* **Jobs**
- A) Transcribe the passage on Bernard Kouchner and humanitarian intervention between "Ignatieff says Kouchner’s" and "of Albanian Kosovars.", inclusive.
- B) Go on with the passage on Bernard Kouchner and humanitarian intervention, starting after its last sentence.

* **Document text**
Aid organisations talk about ‘civil society’ and the ‘humanitarian space’ but Ignatieff says Kouchner thought this was an illusion. Aid agencies are supported and enabled by nation states. More than that, some crises aren’t humanitarian crises at all, they are crimes. Thus Saddam Hussein attacking his Kurdish population, trying to exterminate it and driving it up into the mountains to starve to death wasn’t a ‘humanitarian crisis’, it was a crime against humanity. Situations like this don’t call for the discreet, neutral aid providing of the Red Cross; they must be opposed by force.

This led him to become deeply involved in French and then UN politics. In 1988 he became Secrétaire d’état for Humanitarian Action in 1988 in the Michel Rocard cabinet, then Minister of Health during Mitterrand’s presidency. He served in the European Parliament 1994 to 1997, chairing the Committee on Development and Cooperation. He became French Minister of Health 1997 to 1999 Lionel Jospin’s government, and then served as Minister of Health for a third time, 2001 to 2002.

Ignatieff says Kouchner’s positions, then, aren’t interesting conversation pieces, but have influenced French government action. Thus his position influenced the French decision to back the UN resolution to send a peace-keeping force into Bosnia, part of which was meant to protect Sarajevo and Srebrenica. This failed miserably, with the Serbs bombing Sarajevo for years, and rounding up and exterminating 8,000 Muslim boys and men in Srebrenica under the noses of the 300-strong UN force.

The logic of this sequence of events is that only force can work against evil aggressors, and it was this thinking which finally led the Americans to intervene when they ordered air strikes against Serbian positions in defence of a Croat advance; and then the sustained bombing of Belgrade from March to June 1999 to persuade the government of Slobodan Milošević to stop the massacring of Albanian Kosovars.

* **Data section**
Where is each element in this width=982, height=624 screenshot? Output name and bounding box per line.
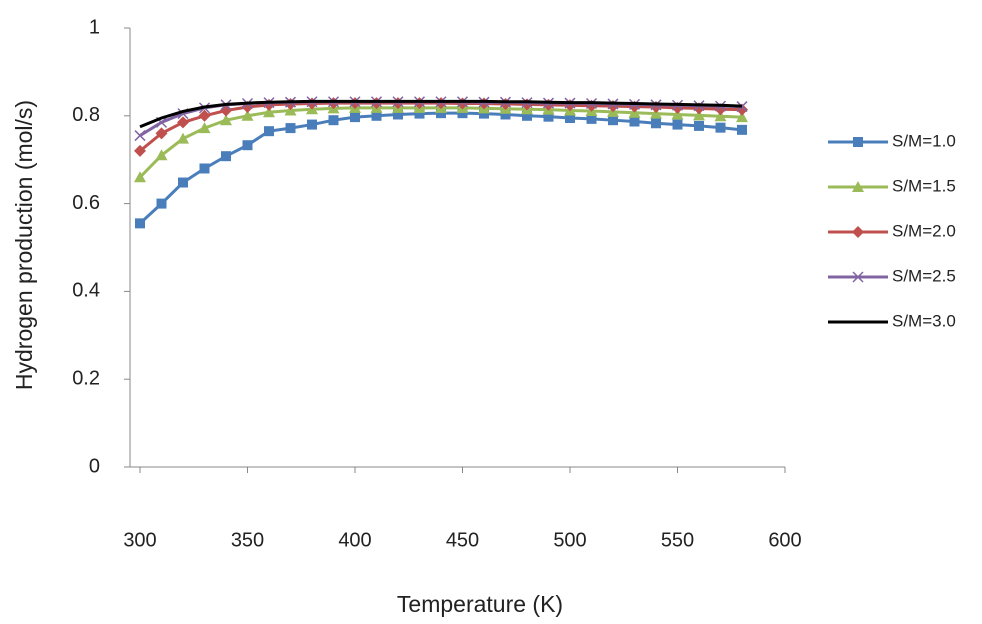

* **Results of the exercise**
- A)
Ignatieff says Kouchner’s positions, then, aren’t interesting conversation pieces, but have influenced French government action. Thus his position influenced the French decision to back the UN resolution to send a peace-keeping force into Bosnia, part of which was meant to protect Sarajevo and Srebrenica. This failed miserably, with the Serbs bombing Sarajevo for years, and rounding up and exterminating 8,000 Muslim boys and men in Srebrenica under the noses of the 300-strong UN force.

The logic of this sequence of events is that only force can work against evil aggressors, and it was this thinking which finally led the Americans to intervene when they ordered air strikes against Serbian positions in defence of a Croat advance; and then the sustained bombing of Belgrade from March to June 1999 to persuade the government of Slobodan Milošević to stop the massacring of Albanian Kosovars.

- B)
So the appointment of Kouchner as UN Representative to Kosovo in 1999 was full of historical ironies and meanings. This was the man who had led humanitarian intervention away from the studied neutrality of the 1960s, through active calling-out towards ever-growing aggressive intervention against the bad guys. So it is the evolution of Kouchner’s theoretical positions which interests Ignatieff.

In this chapter he reiterates what are, by now, becoming familiar points. One is that the intervention is ‘imperial’ in a number of ways. First and foremost, imperialism means powerful states compelling populations in weaker ones to behave how the powerful ones want them to. But all this talk about reconciliation is far from disinterested altruism: the European nations want to sort out the Balkan issue and impose peace and reconciliation so as to remove a source of political instability which could (in an admittedly remote scenario) draw in either Russia or Turkey. More immediately, to cut off the influx of the Balkans’ most successful exports, which he drily lists as organised crime, drugs and sex slaves (p.60).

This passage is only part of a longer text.